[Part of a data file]
• • •

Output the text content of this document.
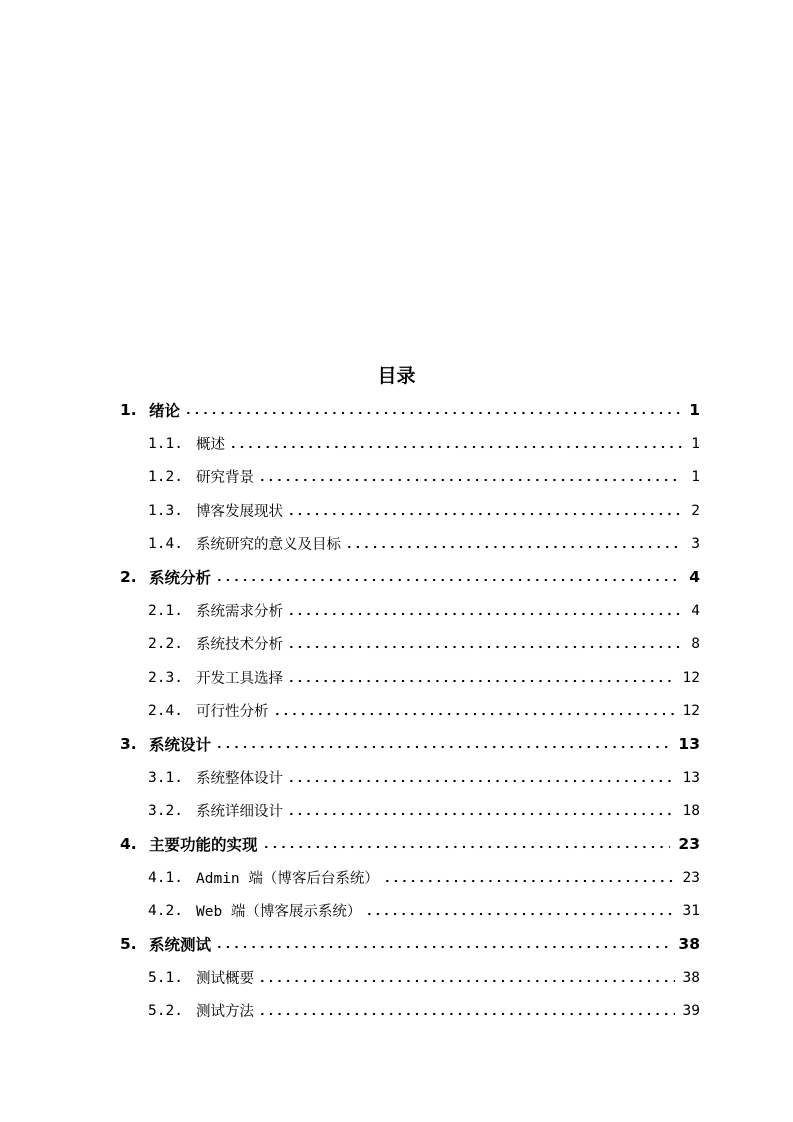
目录
1. 绪论	1
1.1. 概述	1
1.2. 研究背景	1
1.3. 博客发展现状	2
1.4. 系统研究的意义及目标	3
2. 系统分析	4
2.1. 系统需求分析	4
2.2. 系统技术分析	8
2.3. 开发工具选择	12
2.4. 可行性分析	12
3. 系统设计	13
3.1. 系统整体设计	13
3.2. 系统详细设计	18
4. 主要功能的实现	23
4.1. Admin 端（博客后台系统）	23
4.2. Web 端（博客展示系统）	31
5. 系统测试	38
5.1. 测试概要	38
5.2. 测试方法	39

• • •

■ GOAL
Please transcribe the material above exactly as written. Leave the pictures out.

■ EXERCISE OUTPUT
Output the text content of this document.
目录
1. 绪论	1
1.1. 概述	1
1.2. 研究背景	1
1.3. 博客发展现状	2
1.4. 系统研究的意义及目标	3
2. 系统分析	4
2.1. 系统需求分析	4
2.2. 系统技术分析	8
2.3. 开发工具选择	12
2.4. 可行性分析	12
3. 系统设计	13
3.1. 系统整体设计	13
3.2. 系统详细设计	18
4. 主要功能的实现	23
4.1. Admin 端（博客后台系统）	23
4.2. Web 端（博客展示系统）	31
5. 系统测试	38
5.1. 测试概要	38
5.2. 测试方法	39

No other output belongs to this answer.